>> BEGIN
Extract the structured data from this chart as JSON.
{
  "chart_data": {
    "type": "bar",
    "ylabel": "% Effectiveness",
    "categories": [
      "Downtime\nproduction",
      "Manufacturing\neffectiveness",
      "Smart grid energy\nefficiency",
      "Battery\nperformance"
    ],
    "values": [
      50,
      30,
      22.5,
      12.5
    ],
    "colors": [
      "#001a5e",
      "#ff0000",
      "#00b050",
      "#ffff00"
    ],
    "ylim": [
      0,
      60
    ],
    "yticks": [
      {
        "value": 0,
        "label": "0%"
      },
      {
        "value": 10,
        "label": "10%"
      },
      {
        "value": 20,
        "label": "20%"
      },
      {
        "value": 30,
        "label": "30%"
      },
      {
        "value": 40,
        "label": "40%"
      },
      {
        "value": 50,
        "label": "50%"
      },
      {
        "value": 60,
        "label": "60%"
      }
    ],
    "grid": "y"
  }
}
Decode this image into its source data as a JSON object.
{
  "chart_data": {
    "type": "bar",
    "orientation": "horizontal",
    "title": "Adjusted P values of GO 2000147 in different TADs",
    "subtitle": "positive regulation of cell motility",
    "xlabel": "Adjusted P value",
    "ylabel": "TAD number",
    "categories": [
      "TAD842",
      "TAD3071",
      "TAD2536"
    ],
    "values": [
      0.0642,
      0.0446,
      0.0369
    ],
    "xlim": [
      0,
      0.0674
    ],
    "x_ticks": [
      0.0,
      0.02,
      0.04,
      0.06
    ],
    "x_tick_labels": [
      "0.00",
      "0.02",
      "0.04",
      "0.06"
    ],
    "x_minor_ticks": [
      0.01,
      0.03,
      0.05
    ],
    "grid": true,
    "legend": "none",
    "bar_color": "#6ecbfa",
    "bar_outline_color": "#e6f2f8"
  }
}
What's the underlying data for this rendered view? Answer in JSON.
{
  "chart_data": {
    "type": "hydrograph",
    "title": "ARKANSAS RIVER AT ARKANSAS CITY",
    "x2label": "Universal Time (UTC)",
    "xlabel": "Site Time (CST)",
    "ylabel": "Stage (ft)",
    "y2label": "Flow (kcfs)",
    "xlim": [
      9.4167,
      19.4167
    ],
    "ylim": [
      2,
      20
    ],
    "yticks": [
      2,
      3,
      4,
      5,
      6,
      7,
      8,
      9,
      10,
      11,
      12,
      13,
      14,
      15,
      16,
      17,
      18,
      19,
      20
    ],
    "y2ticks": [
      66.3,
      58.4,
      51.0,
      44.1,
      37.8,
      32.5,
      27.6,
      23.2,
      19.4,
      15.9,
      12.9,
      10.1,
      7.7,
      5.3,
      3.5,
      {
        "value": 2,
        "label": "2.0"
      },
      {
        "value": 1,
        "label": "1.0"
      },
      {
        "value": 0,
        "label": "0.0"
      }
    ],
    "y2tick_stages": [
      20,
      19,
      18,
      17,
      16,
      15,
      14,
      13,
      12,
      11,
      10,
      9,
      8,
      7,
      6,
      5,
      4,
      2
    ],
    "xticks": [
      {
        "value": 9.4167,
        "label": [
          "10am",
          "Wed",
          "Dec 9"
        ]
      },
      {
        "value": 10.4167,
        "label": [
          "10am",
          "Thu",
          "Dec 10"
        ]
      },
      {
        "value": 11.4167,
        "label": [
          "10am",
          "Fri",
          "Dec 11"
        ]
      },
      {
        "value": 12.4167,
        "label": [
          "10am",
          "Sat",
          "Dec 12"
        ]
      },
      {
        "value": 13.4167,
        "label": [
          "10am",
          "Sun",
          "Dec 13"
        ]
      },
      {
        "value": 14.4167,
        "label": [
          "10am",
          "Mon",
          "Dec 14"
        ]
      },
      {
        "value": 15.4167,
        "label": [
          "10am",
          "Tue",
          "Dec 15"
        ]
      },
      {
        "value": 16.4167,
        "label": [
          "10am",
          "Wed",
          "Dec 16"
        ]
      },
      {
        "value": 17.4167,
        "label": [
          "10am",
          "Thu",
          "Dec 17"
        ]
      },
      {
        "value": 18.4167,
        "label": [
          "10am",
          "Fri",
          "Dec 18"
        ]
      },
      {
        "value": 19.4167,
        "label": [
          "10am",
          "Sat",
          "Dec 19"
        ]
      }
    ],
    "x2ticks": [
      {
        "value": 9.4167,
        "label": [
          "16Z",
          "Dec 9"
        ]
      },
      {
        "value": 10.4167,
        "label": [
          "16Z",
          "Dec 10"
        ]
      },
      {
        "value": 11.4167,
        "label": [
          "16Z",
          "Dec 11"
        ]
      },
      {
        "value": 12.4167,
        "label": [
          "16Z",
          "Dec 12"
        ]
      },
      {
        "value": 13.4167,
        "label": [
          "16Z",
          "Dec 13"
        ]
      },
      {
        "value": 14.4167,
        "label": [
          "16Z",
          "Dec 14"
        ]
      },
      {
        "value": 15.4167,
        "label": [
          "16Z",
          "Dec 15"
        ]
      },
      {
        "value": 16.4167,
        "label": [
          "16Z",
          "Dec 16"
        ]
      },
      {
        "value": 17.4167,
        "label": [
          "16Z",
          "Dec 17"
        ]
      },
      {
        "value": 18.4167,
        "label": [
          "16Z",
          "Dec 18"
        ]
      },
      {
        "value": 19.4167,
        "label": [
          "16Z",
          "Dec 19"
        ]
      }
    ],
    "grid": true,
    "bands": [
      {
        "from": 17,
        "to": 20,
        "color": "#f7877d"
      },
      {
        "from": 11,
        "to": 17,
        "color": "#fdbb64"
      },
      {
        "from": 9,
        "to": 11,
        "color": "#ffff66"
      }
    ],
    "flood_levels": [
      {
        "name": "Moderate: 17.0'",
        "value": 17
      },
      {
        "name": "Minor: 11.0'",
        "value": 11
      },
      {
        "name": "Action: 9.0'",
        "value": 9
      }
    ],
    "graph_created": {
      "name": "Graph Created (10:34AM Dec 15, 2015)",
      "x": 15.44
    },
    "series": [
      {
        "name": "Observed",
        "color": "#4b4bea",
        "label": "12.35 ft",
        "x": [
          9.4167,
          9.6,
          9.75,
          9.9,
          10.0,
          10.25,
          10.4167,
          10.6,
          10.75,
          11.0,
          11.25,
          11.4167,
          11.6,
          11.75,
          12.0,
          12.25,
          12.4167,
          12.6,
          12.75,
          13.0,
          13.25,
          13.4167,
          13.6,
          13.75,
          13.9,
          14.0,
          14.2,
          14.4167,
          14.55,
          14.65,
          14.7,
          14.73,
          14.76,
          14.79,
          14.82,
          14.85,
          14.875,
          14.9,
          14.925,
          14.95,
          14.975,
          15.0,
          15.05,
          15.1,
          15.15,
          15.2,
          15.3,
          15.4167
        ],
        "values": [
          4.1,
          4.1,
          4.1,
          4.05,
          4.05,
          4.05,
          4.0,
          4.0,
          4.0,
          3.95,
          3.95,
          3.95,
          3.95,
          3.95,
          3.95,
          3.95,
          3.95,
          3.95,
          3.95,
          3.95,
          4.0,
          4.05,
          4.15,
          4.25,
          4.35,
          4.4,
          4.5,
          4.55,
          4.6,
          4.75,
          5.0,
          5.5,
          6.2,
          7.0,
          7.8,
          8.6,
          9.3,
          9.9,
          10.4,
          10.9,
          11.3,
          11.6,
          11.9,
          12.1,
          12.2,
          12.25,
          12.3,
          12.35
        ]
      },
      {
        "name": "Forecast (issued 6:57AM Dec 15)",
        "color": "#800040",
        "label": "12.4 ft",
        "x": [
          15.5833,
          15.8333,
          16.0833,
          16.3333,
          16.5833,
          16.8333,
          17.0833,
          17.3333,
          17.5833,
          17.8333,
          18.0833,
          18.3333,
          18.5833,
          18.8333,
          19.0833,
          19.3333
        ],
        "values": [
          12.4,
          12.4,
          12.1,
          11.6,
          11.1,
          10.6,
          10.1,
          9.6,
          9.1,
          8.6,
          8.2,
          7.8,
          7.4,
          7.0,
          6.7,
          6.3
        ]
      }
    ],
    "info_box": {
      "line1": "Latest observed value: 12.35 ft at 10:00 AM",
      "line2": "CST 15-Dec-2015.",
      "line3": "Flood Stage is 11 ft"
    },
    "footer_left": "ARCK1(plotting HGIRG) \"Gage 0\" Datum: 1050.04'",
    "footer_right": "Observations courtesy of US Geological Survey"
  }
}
>> END
• _TASK PROMPT_
How many of the lines above hold the word "grid"? Give only that number.

• _OUTPUT OF THE EXERCISE_
4